Without altering anything, output the material below.
______
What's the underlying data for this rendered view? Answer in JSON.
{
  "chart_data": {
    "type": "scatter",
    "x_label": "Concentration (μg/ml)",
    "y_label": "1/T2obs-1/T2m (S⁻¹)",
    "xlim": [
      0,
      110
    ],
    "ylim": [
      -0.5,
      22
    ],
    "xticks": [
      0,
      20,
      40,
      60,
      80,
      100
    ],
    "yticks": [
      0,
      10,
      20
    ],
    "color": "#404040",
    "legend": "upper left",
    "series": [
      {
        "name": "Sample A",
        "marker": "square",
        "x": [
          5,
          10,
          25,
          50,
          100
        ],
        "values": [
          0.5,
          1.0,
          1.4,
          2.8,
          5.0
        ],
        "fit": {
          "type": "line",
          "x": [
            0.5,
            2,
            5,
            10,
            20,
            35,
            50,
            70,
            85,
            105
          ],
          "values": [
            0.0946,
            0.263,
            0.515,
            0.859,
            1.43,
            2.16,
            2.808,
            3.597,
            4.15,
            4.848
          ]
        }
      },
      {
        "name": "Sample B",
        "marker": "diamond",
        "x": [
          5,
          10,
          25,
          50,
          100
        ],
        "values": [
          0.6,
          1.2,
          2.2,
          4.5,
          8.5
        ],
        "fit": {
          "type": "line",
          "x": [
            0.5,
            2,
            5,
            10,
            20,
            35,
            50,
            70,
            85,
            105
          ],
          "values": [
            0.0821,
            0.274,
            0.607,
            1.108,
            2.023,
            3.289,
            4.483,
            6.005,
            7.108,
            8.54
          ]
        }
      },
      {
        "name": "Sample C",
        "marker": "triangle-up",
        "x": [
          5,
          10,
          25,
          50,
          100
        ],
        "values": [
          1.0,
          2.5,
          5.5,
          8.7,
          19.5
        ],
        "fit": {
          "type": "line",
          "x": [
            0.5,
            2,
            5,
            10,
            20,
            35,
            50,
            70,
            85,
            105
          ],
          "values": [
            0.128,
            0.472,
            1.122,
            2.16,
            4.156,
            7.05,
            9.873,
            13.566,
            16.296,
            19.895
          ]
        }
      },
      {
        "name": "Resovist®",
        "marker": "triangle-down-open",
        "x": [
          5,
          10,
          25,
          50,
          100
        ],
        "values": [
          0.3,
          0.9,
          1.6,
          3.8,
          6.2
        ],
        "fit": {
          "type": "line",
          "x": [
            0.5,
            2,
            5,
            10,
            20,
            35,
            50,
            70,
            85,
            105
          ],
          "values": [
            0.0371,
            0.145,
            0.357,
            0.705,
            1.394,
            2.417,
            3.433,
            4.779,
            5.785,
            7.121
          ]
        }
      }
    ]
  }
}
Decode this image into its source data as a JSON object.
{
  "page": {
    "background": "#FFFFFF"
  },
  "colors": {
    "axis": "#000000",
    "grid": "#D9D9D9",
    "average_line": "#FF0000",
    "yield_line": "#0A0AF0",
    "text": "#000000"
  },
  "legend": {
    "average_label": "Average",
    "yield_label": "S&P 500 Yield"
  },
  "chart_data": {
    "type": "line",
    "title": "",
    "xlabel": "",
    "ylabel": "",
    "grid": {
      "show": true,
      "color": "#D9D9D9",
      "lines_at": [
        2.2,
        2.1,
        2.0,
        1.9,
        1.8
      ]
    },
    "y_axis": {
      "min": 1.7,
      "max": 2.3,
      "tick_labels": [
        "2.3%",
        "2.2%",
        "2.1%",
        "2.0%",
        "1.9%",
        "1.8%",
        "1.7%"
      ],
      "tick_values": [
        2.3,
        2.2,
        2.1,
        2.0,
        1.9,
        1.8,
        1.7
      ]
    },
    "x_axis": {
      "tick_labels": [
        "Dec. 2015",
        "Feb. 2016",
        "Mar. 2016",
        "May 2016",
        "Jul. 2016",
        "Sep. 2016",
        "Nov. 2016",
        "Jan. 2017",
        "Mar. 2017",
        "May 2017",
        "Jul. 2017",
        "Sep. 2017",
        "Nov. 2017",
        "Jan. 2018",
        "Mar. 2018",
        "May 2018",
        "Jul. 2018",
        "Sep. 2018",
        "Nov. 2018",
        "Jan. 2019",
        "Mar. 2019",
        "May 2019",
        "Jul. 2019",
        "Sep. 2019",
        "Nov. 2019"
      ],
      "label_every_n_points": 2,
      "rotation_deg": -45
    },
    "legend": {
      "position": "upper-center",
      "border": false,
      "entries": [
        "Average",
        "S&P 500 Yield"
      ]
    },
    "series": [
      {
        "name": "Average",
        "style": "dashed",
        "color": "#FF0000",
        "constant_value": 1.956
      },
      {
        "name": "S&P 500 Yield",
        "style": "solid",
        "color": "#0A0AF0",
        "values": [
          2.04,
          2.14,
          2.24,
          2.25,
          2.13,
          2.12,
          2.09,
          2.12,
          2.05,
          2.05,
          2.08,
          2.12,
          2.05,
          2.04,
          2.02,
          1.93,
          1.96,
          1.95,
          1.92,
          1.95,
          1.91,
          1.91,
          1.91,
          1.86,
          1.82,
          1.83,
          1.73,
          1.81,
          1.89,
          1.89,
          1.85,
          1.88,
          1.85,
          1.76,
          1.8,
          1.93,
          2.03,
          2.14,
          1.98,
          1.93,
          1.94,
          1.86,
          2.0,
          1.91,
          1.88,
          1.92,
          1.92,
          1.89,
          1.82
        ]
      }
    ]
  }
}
______
• **ANSWER TO THE PROBLEM**:
What's the underlying data for this rendered view? Answer in JSON.
{
  "chart_data": {
    "type": "scatter",
    "x_label": "Concentration (μg/ml)",
    "y_label": "1/T2obs-1/T2m (S⁻¹)",
    "xlim": [
      0,
      110
    ],
    "ylim": [
      -0.5,
      22
    ],
    "xticks": [
      0,
      20,
      40,
      60,
      80,
      100
    ],
    "yticks": [
      0,
      10,
      20
    ],
    "color": "#404040",
    "legend": "upper left",
    "series": [
      {
        "name": "Sample A",
        "marker": "square",
        "x": [
          5,
          10,
          25,
          50,
          100
        ],
        "values": [
          0.5,
          1.0,
          1.4,
          2.8,
          5.0
        ],
        "fit": {
          "type": "line",
          "x": [
            0.5,
            2,
            5,
            10,
            20,
            35,
            50,
            70,
            85,
            105
          ],
          "values": [
            0.0946,
            0.263,
            0.515,
            0.859,
            1.43,
            2.16,
            2.808,
            3.597,
            4.15,
            4.848
          ]
        }
      },
      {
        "name": "Sample B",
        "marker": "diamond",
        "x": [
          5,
          10,
          25,
          50,
          100
        ],
        "values": [
          0.6,
          1.2,
          2.2,
          4.5,
          8.5
        ],
        "fit": {
          "type": "line",
          "x": [
            0.5,
            2,
            5,
            10,
            20,
            35,
            50,
            70,
            85,
            105
          ],
          "values": [
            0.0821,
            0.274,
            0.607,
            1.108,
            2.023,
            3.289,
            4.483,
            6.005,
            7.108,
            8.54
          ]
        }
      },
      {
        "name": "Sample C",
        "marker": "triangle-up",
        "x": [
          5,
          10,
          25,
          50,
          100
        ],
        "values": [
          1.0,
          2.5,
          5.5,
          8.7,
          19.5
        ],
        "fit": {
          "type": "line",
          "x": [
            0.5,
            2,
            5,
            10,
            20,
            35,
            50,
            70,
            85,
            105
          ],
          "values": [
            0.128,
            0.472,
            1.122,
            2.16,
            4.156,
            7.05,
            9.873,
            13.566,
            16.296,
            19.895
          ]
        }
      },
      {
        "name": "Resovist®",
        "marker": "triangle-down-open",
        "x": [
          5,
          10,
          25,
          50,
          100
        ],
        "values": [
          0.3,
          0.9,
          1.6,
          3.8,
          6.2
        ],
        "fit": {
          "type": "line",
          "x": [
            0.5,
            2,
            5,
            10,
            20,
            35,
            50,
            70,
            85,
            105
          ],
          "values": [
            0.0371,
            0.145,
            0.357,
            0.705,
            1.394,
            2.417,
            3.433,
            4.779,
            5.785,
            7.121
          ]
        }
      }
    ]
  }
}
Decode this image into its source data as a JSON object.
{
  "page": {
    "background": "#FFFFFF"
  },
  "colors": {
    "axis": "#000000",
    "grid": "#D9D9D9",
    "average_line": "#FF0000",
    "yield_line": "#0A0AF0",
    "text": "#000000"
  },
  "legend": {
    "average_label": "Average",
    "yield_label": "S&P 500 Yield"
  },
  "chart_data": {
    "type": "line",
    "title": "",
    "xlabel": "",
    "ylabel": "",
    "grid": {
      "show": true,
      "color": "#D9D9D9",
      "lines_at": [
        2.2,
        2.1,
        2.0,
        1.9,
        1.8
      ]
    },
    "y_axis": {
      "min": 1.7,
      "max": 2.3,
      "tick_labels": [
        "2.3%",
        "2.2%",
        "2.1%",
        "2.0%",
        "1.9%",
        "1.8%",
        "1.7%"
      ],
      "tick_values": [
        2.3,
        2.2,
        2.1,
        2.0,
        1.9,
        1.8,
        1.7
      ]
    },
    "x_axis": {
      "tick_labels": [
        "Dec. 2015",
        "Feb. 2016",
        "Mar. 2016",
        "May 2016",
        "Jul. 2016",
        "Sep. 2016",
        "Nov. 2016",
        "Jan. 2017",
        "Mar. 2017",
        "May 2017",
        "Jul. 2017",
        "Sep. 2017",
        "Nov. 2017",
        "Jan. 2018",
        "Mar. 2018",
        "May 2018",
        "Jul. 2018",
        "Sep. 2018",
        "Nov. 2018",
        "Jan. 2019",
        "Mar. 2019",
        "May 2019",
        "Jul. 2019",
        "Sep. 2019",
        "Nov. 2019"
      ],
      "label_every_n_points": 2,
      "rotation_deg": -45
    },
    "legend": {
      "position": "upper-center",
      "border": false,
      "entries": [
        "Average",
        "S&P 500 Yield"
      ]
    },
    "series": [
      {
        "name": "Average",
        "style": "dashed",
        "color": "#FF0000",
        "constant_value": 1.956
      },
      {
        "name": "S&P 500 Yield",
        "style": "solid",
        "color": "#0A0AF0",
        "values": [
          2.04,
          2.14,
          2.24,
          2.25,
          2.13,
          2.12,
          2.09,
          2.12,
          2.05,
          2.05,
          2.08,
          2.12,
          2.05,
          2.04,
          2.02,
          1.93,
          1.96,
          1.95,
          1.92,
          1.95,
          1.91,
          1.91,
          1.91,
          1.86,
          1.82,
          1.83,
          1.73,
          1.81,
          1.89,
          1.89,
          1.85,
          1.88,
          1.85,
          1.76,
          1.8,
          1.93,
          2.03,
          2.14,
          1.98,
          1.93,
          1.94,
          1.86,
          2.0,
          1.91,
          1.88,
          1.92,
          1.92,
          1.89,
          1.82
        ]
      }
    ]
  }
}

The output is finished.